◆ **Given request**
Each line in the entries below that holds the string "articles" is to be listed.

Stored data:
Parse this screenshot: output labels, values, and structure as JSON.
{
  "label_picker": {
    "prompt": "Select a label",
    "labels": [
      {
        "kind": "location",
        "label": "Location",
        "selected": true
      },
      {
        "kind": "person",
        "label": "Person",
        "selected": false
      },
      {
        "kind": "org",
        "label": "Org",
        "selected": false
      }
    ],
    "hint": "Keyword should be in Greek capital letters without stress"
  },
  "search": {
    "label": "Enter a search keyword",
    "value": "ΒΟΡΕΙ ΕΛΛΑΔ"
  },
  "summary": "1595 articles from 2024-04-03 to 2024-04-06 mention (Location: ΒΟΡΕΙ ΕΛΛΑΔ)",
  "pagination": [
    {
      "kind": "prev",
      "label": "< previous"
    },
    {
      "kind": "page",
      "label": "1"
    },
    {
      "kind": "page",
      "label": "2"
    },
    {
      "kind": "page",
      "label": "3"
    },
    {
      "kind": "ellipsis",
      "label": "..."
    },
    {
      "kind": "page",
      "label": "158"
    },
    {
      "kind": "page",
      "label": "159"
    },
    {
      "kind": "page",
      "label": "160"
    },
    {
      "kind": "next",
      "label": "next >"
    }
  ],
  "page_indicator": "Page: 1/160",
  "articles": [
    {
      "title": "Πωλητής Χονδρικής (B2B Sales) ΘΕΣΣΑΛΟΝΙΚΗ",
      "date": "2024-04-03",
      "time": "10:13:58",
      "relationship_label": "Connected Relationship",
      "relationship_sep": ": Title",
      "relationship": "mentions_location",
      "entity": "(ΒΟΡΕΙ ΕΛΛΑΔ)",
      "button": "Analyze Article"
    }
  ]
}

---

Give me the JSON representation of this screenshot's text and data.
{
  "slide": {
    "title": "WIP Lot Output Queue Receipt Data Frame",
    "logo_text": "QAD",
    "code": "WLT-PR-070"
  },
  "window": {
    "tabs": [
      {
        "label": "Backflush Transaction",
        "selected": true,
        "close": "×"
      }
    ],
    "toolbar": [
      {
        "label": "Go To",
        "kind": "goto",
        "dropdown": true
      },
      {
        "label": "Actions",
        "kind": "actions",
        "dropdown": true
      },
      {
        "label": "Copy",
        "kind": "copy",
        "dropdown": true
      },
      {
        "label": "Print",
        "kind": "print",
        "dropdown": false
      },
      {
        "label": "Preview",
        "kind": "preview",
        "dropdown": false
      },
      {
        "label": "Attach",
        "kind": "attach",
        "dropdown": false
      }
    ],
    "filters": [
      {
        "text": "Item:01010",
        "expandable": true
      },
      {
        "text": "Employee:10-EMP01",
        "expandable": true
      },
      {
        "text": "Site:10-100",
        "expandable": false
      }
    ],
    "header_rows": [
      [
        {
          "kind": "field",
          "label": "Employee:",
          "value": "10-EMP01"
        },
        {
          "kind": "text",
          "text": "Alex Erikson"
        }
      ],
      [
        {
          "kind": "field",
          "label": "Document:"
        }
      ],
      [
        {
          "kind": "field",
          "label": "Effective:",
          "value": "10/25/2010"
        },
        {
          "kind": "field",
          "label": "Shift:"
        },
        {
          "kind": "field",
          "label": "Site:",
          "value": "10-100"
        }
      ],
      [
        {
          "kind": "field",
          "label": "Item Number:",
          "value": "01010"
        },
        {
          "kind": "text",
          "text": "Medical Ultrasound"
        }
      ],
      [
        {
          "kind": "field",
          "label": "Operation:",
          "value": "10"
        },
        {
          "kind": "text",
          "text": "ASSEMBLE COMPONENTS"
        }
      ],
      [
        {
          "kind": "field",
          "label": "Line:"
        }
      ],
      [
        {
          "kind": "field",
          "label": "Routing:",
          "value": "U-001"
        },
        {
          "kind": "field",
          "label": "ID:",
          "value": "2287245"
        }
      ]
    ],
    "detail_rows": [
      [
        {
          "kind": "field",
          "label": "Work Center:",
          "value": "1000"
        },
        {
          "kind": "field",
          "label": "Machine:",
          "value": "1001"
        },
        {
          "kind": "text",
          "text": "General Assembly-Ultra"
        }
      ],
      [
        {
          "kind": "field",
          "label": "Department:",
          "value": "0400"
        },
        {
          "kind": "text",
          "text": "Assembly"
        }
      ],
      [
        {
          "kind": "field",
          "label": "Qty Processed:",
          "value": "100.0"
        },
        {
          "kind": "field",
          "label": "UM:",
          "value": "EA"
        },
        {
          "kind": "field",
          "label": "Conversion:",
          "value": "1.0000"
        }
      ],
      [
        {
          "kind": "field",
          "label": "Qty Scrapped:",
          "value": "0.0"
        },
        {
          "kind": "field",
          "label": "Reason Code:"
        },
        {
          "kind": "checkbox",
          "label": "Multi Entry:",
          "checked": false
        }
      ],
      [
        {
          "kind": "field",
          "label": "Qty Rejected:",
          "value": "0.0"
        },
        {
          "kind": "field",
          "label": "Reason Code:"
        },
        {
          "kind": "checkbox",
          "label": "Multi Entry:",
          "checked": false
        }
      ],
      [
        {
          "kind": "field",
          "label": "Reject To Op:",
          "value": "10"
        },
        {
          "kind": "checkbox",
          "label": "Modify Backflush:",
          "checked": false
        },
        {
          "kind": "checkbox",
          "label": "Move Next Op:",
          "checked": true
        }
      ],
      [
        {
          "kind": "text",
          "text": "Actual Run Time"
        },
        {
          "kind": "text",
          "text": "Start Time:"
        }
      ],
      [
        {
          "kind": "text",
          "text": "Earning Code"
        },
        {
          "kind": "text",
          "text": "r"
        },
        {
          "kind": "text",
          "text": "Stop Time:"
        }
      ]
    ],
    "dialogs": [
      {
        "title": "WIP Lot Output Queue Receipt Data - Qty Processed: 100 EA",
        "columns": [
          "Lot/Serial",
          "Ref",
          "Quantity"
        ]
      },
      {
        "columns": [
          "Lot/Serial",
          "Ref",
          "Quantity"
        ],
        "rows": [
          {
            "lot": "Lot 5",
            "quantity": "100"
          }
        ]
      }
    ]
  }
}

...

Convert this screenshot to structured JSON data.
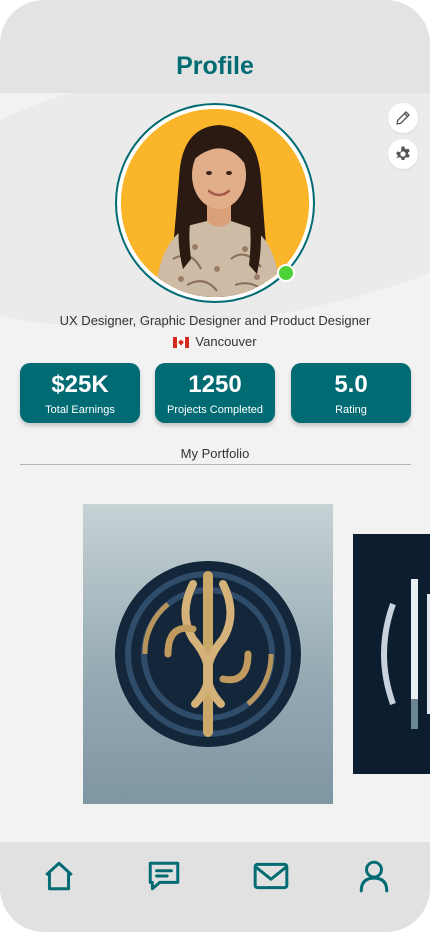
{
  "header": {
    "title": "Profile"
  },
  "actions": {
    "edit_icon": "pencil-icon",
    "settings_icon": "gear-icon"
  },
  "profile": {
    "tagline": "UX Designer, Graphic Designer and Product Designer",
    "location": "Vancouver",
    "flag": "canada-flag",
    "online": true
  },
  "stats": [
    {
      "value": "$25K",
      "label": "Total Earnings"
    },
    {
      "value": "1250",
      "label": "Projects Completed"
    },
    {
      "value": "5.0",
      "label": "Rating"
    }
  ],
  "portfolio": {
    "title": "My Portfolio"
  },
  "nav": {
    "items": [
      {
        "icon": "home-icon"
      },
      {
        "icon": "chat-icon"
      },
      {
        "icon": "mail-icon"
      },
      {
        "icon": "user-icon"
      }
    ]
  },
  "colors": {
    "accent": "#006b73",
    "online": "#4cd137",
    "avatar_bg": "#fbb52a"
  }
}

◆ **Result for this exercise**
  "summary": "1595 articles from 2024-04-03 to 2024-04-06 mention (Location: ΒΟΡΕΙ ΕΛΛΑΔ)",
  "articles": [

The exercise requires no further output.